[Records drawn from a dataset]
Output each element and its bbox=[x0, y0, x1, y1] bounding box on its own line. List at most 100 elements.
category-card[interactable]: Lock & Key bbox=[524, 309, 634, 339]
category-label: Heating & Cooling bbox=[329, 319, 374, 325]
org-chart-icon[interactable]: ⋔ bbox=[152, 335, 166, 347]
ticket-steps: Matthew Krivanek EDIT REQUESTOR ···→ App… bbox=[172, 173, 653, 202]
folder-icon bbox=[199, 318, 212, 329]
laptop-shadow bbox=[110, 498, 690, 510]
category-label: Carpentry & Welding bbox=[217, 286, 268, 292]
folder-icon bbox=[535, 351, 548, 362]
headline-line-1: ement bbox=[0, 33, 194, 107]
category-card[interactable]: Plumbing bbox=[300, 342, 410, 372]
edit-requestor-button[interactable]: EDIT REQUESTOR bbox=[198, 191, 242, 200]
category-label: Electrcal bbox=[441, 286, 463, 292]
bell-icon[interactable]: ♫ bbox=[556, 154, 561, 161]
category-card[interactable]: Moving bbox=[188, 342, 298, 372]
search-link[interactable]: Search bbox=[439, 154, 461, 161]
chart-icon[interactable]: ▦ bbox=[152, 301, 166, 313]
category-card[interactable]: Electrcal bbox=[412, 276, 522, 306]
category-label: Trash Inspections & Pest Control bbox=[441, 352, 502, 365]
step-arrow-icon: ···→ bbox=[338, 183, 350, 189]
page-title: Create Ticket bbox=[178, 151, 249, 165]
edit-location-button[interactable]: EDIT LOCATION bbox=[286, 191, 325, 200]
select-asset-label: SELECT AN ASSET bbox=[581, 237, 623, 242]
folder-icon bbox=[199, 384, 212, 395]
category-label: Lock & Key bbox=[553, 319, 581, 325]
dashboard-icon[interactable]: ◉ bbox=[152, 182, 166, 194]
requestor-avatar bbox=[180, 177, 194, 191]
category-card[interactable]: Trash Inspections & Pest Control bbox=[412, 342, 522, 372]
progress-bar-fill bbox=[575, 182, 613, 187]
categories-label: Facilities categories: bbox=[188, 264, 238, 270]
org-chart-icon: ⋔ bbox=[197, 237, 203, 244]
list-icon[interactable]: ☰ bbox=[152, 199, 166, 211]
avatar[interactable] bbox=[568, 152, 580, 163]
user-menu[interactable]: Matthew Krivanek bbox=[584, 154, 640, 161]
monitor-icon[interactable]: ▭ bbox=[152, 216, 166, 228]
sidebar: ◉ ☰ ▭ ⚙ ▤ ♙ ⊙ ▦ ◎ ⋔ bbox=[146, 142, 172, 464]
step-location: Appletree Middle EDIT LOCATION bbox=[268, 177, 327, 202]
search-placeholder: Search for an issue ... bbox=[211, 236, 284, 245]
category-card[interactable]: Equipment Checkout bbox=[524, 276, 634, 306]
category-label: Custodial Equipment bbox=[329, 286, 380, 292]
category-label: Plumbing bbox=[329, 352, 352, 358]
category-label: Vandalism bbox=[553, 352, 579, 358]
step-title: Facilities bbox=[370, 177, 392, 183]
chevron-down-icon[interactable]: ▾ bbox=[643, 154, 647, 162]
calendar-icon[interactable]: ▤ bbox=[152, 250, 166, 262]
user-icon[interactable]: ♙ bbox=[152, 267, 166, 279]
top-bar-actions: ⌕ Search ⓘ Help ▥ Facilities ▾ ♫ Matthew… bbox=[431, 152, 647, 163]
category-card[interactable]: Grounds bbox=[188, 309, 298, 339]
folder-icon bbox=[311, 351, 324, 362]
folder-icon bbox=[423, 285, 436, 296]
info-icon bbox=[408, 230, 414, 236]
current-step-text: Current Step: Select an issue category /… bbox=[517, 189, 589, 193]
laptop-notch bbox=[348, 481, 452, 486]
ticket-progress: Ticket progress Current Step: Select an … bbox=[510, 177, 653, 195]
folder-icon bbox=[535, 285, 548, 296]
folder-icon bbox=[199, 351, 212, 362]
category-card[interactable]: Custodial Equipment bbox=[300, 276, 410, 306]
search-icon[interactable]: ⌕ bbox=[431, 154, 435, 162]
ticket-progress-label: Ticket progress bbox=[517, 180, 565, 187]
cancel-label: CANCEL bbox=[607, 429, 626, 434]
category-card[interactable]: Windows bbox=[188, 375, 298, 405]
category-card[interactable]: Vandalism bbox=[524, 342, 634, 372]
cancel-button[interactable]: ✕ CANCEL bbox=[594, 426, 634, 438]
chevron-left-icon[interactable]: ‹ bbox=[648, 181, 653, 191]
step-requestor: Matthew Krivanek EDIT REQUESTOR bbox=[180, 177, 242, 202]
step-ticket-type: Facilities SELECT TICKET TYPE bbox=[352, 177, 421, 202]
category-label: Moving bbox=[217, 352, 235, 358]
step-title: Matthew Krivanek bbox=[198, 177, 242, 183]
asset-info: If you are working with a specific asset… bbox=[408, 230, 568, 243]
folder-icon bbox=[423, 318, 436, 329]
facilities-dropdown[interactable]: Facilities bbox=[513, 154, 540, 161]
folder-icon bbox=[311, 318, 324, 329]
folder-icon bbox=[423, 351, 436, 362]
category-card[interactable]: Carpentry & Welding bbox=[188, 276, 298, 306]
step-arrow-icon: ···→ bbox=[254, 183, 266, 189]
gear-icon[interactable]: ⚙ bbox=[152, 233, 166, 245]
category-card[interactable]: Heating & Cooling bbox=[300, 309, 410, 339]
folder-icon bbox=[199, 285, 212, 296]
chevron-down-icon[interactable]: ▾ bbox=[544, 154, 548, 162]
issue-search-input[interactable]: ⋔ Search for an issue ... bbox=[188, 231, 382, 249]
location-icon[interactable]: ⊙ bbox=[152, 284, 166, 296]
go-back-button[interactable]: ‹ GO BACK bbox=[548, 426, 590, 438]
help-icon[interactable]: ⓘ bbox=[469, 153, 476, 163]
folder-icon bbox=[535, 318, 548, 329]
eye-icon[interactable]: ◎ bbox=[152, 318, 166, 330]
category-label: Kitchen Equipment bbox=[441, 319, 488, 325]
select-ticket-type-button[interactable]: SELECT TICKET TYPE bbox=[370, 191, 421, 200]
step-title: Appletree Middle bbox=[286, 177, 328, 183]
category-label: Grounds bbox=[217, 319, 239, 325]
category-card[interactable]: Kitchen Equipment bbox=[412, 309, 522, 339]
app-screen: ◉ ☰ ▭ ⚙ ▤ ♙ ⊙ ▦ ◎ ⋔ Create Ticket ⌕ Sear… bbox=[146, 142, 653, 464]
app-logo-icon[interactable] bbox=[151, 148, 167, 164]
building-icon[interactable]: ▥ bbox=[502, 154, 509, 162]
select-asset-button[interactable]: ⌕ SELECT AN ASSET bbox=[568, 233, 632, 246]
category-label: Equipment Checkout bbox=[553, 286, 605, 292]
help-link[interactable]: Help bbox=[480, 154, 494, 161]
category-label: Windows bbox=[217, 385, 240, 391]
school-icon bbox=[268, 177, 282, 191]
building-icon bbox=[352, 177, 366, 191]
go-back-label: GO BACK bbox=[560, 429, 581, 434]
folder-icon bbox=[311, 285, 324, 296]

==

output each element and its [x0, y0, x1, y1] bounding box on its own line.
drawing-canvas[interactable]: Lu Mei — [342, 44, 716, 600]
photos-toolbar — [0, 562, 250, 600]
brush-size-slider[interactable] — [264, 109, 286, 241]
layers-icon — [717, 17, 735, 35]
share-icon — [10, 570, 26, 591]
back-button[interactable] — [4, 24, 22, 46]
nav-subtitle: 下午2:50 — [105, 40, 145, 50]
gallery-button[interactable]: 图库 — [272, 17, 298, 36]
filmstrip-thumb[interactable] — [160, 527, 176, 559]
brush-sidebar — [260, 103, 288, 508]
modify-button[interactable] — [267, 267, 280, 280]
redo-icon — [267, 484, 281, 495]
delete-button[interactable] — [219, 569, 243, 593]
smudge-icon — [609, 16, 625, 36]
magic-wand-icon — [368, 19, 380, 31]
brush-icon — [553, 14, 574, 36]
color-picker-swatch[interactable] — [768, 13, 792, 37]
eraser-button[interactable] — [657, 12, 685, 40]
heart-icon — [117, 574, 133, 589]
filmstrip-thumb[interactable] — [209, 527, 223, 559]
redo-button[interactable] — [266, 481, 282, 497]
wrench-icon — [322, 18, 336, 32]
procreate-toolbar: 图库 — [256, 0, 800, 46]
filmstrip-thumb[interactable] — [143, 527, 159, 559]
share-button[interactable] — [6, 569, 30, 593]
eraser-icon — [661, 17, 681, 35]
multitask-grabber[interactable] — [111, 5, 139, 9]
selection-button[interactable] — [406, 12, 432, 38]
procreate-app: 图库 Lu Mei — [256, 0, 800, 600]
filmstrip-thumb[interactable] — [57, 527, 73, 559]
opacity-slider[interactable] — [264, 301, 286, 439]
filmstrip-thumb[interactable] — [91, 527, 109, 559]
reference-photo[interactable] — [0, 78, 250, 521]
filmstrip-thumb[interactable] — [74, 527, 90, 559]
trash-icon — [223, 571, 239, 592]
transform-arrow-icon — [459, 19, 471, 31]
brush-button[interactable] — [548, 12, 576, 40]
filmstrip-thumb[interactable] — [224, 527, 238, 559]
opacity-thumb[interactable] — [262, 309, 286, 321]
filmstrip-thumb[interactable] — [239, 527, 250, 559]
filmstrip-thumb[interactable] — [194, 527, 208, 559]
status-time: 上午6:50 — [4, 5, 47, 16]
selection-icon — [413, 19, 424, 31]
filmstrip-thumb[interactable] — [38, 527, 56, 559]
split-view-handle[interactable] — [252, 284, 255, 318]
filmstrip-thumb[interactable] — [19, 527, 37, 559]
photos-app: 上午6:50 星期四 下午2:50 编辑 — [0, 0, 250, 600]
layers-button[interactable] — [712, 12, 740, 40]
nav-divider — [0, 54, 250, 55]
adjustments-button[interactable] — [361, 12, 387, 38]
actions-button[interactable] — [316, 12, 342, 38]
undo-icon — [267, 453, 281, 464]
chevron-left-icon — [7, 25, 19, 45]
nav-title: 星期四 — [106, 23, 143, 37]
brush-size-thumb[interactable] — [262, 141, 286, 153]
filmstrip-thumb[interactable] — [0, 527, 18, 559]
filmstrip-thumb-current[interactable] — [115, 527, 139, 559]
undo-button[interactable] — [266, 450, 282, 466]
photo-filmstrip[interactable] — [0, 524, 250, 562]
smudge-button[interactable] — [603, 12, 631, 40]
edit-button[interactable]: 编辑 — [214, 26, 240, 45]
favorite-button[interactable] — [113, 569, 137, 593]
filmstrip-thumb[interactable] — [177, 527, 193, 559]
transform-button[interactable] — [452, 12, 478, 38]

EXERCISE:
Reproduce verbatim every line of the records from the line containing "output each element and its [x0, y0, x1, y1]" through the line containing "selection-button[interactable] — [406, 12, 432, 38]", including both of those lines.

RESULT OF THE EXERCISE:
output each element and its [x0, y0, x1, y1] bounding box on its own line.
drawing-canvas[interactable]: Lu Mei — [342, 44, 716, 600]
photos-toolbar — [0, 562, 250, 600]
brush-size-slider[interactable] — [264, 109, 286, 241]
layers-icon — [717, 17, 735, 35]
share-icon — [10, 570, 26, 591]
back-button[interactable] — [4, 24, 22, 46]
nav-subtitle: 下午2:50 — [105, 40, 145, 50]
gallery-button[interactable]: 图库 — [272, 17, 298, 36]
filmstrip-thumb[interactable] — [160, 527, 176, 559]
brush-sidebar — [260, 103, 288, 508]
modify-button[interactable] — [267, 267, 280, 280]
redo-icon — [267, 484, 281, 495]
delete-button[interactable] — [219, 569, 243, 593]
smudge-icon — [609, 16, 625, 36]
magic-wand-icon — [368, 19, 380, 31]
brush-icon — [553, 14, 574, 36]
color-picker-swatch[interactable] — [768, 13, 792, 37]
eraser-button[interactable] — [657, 12, 685, 40]
heart-icon — [117, 574, 133, 589]
filmstrip-thumb[interactable] — [209, 527, 223, 559]
redo-button[interactable] — [266, 481, 282, 497]
wrench-icon — [322, 18, 336, 32]
procreate-toolbar: 图库 — [256, 0, 800, 46]
filmstrip-thumb[interactable] — [143, 527, 159, 559]
share-button[interactable] — [6, 569, 30, 593]
eraser-icon — [661, 17, 681, 35]
multitask-grabber[interactable] — [111, 5, 139, 9]
selection-button[interactable] — [406, 12, 432, 38]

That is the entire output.